Data listing
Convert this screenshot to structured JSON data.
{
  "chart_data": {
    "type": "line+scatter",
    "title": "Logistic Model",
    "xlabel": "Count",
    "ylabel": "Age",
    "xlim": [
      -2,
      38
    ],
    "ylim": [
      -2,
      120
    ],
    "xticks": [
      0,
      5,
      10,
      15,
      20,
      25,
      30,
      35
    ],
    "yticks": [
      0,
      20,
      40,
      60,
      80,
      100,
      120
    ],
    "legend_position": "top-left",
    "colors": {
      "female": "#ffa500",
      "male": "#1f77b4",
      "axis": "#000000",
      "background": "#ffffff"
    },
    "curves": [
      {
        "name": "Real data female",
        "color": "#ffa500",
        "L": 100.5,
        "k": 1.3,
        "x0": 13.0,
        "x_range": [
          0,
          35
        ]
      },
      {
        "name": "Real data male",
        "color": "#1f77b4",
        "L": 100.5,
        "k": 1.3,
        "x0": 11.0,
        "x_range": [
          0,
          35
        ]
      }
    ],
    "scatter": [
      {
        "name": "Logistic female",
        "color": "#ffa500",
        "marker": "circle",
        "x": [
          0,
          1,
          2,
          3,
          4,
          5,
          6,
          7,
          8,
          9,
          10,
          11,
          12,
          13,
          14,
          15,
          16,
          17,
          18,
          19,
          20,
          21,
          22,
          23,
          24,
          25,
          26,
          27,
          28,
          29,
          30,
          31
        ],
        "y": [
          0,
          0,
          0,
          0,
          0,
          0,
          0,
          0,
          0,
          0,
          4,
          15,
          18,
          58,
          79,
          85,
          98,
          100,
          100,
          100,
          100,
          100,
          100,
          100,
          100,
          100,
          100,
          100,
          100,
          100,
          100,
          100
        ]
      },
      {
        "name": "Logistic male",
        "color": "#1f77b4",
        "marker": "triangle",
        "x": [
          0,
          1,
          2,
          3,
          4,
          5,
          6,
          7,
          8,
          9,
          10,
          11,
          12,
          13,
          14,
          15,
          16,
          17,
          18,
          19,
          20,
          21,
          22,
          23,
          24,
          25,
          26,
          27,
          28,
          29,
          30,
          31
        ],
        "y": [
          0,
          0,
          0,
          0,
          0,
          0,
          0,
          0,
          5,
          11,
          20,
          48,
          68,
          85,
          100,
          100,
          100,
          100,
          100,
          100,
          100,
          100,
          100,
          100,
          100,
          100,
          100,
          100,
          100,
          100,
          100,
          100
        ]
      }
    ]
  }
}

WHAT IS NEEDED. Copy the material above verbatim.

WRITTEN RESPONSE.
Convert this screenshot to structured JSON data.
{
  "chart_data": {
    "type": "line+scatter",
    "title": "Logistic Model",
    "xlabel": "Count",
    "ylabel": "Age",
    "xlim": [
      -2,
      38
    ],
    "ylim": [
      -2,
      120
    ],
    "xticks": [
      0,
      5,
      10,
      15,
      20,
      25,
      30,
      35
    ],
    "yticks": [
      0,
      20,
      40,
      60,
      80,
      100,
      120
    ],
    "legend_position": "top-left",
    "colors": {
      "female": "#ffa500",
      "male": "#1f77b4",
      "axis": "#000000",
      "background": "#ffffff"
    },
    "curves": [
      {
        "name": "Real data female",
        "color": "#ffa500",
        "L": 100.5,
        "k": 1.3,
        "x0": 13.0,
        "x_range": [
          0,
          35
        ]
      },
      {
        "name": "Real data male",
        "color": "#1f77b4",
        "L": 100.5,
        "k": 1.3,
        "x0": 11.0,
        "x_range": [
          0,
          35
        ]
      }
    ],
    "scatter": [
      {
        "name": "Logistic female",
        "color": "#ffa500",
        "marker": "circle",
        "x": [
          0,
          1,
          2,
          3,
          4,
          5,
          6,
          7,
          8,
          9,
          10,
          11,
          12,
          13,
          14,
          15,
          16,
          17,
          18,
          19,
          20,
          21,
          22,
          23,
          24,
          25,
          26,
          27,
          28,
          29,
          30,
          31
        ],
        "y": [
          0,
          0,
          0,
          0,
          0,
          0,
          0,
          0,
          0,
          0,
          4,
          15,
          18,
          58,
          79,
          85,
          98,
          100,
          100,
          100,
          100,
          100,
          100,
          100,
          100,
          100,
          100,
          100,
          100,
          100,
          100,
          100
        ]
      },
      {
        "name": "Logistic male",
        "color": "#1f77b4",
        "marker": "triangle",
        "x": [
          0,
          1,
          2,
          3,
          4,
          5,
          6,
          7,
          8,
          9,
          10,
          11,
          12,
          13,
          14,
          15,
          16,
          17,
          18,
          19,
          20,
          21,
          22,
          23,
          24,
          25,
          26,
          27,
          28,
          29,
          30,
          31
        ],
        "y": [
          0,
          0,
          0,
          0,
          0,
          0,
          0,
          0,
          5,
          11,
          20,
          48,
          68,
          85,
          100,
          100,
          100,
          100,
          100,
          100,
          100,
          100,
          100,
          100,
          100,
          100,
          100,
          100,
          100,
          100,
          100,
          100
        ]
      }
    ]
  }
}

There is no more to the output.